● Written instruction: The listing must be reproduced in full, exactly as it stands.
* BEGIN *
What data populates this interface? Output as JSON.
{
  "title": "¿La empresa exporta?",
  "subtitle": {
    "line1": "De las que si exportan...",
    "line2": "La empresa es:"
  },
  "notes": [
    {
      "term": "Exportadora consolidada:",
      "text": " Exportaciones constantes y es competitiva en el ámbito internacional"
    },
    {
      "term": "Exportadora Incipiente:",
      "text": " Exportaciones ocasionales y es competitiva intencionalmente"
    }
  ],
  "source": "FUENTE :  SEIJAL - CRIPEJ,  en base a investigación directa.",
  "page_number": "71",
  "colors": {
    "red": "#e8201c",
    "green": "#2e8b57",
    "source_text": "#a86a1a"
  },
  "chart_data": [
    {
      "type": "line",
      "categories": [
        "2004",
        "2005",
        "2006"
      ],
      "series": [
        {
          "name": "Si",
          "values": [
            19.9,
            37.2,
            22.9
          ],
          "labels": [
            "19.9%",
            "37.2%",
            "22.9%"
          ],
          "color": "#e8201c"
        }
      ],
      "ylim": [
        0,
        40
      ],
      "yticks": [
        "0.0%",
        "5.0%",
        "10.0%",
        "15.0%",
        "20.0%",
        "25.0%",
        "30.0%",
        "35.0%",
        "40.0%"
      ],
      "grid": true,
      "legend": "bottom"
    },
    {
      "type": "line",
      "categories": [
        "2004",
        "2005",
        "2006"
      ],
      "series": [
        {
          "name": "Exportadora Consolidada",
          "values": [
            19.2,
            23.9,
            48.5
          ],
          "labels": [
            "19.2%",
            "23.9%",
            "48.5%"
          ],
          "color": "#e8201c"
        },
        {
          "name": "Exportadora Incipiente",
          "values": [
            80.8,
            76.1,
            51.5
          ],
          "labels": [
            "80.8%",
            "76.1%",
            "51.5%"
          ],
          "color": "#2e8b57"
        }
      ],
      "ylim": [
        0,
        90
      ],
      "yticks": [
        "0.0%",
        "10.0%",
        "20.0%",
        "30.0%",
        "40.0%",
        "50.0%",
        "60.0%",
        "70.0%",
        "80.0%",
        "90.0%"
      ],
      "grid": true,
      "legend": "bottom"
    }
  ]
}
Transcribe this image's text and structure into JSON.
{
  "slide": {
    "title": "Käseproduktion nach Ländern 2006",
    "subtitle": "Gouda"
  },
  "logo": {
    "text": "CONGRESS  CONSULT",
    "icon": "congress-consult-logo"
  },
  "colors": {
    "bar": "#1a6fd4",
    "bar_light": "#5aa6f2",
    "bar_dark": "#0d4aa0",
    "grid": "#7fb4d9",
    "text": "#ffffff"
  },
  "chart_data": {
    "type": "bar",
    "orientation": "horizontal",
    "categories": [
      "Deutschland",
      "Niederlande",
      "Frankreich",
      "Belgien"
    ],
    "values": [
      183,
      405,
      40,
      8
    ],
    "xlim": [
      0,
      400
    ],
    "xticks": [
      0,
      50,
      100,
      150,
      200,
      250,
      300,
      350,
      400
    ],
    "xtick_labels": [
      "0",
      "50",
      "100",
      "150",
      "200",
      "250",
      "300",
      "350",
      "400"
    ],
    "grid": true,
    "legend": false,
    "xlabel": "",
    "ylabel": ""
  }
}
* END *
● Result below:
What data populates this interface? Output as JSON.
{
  "title": "¿La empresa exporta?",
  "subtitle": {
    "line1": "De las que si exportan...",
    "line2": "La empresa es:"
  },
  "notes": [
    {
      "term": "Exportadora consolidada:",
      "text": " Exportaciones constantes y es competitiva en el ámbito internacional"
    },
    {
      "term": "Exportadora Incipiente:",
      "text": " Exportaciones ocasionales y es competitiva intencionalmente"
    }
  ],
  "source": "FUENTE :  SEIJAL - CRIPEJ,  en base a investigación directa.",
  "page_number": "71",
  "colors": {
    "red": "#e8201c",
    "green": "#2e8b57",
    "source_text": "#a86a1a"
  },
  "chart_data": [
    {
      "type": "line",
      "categories": [
        "2004",
        "2005",
        "2006"
      ],
      "series": [
        {
          "name": "Si",
          "values": [
            19.9,
            37.2,
            22.9
          ],
          "labels": [
            "19.9%",
            "37.2%",
            "22.9%"
          ],
          "color": "#e8201c"
        }
      ],
      "ylim": [
        0,
        40
      ],
      "yticks": [
        "0.0%",
        "5.0%",
        "10.0%",
        "15.0%",
        "20.0%",
        "25.0%",
        "30.0%",
        "35.0%",
        "40.0%"
      ],
      "grid": true,
      "legend": "bottom"
    },
    {
      "type": "line",
      "categories": [
        "2004",
        "2005",
        "2006"
      ],
      "series": [
        {
          "name": "Exportadora Consolidada",
          "values": [
            19.2,
            23.9,
            48.5
          ],
          "labels": [
            "19.2%",
            "23.9%",
            "48.5%"
          ],
          "color": "#e8201c"
        },
        {
          "name": "Exportadora Incipiente",
          "values": [
            80.8,
            76.1,
            51.5
          ],
          "labels": [
            "80.8%",
            "76.1%",
            "51.5%"
          ],
          "color": "#2e8b57"
        }
      ],
      "ylim": [
        0,
        90
      ],
      "yticks": [
        "0.0%",
        "10.0%",
        "20.0%",
        "30.0%",
        "40.0%",
        "50.0%",
        "60.0%",
        "70.0%",
        "80.0%",
        "90.0%"
      ],
      "grid": true,
      "legend": "bottom"
    }
  ]
}
Transcribe this image's text and structure into JSON.
{
  "slide": {
    "title": "Käseproduktion nach Ländern 2006",
    "subtitle": "Gouda"
  },
  "logo": {
    "text": "CONGRESS  CONSULT",
    "icon": "congress-consult-logo"
  },
  "colors": {
    "bar": "#1a6fd4",
    "bar_light": "#5aa6f2",
    "bar_dark": "#0d4aa0",
    "grid": "#7fb4d9",
    "text": "#ffffff"
  },
  "chart_data": {
    "type": "bar",
    "orientation": "horizontal",
    "categories": [
      "Deutschland",
      "Niederlande",
      "Frankreich",
      "Belgien"
    ],
    "values": [
      183,
      405,
      40,
      8
    ],
    "xlim": [
      0,
      400
    ],
    "xticks": [
      0,
      50,
      100,
      150,
      200,
      250,
      300,
      350,
      400
    ],
    "xtick_labels": [
      "0",
      "50",
      "100",
      "150",
      "200",
      "250",
      "300",
      "350",
      "400"
    ],
    "grid": true,
    "legend": false,
    "xlabel": "",
    "ylabel": ""
  }
}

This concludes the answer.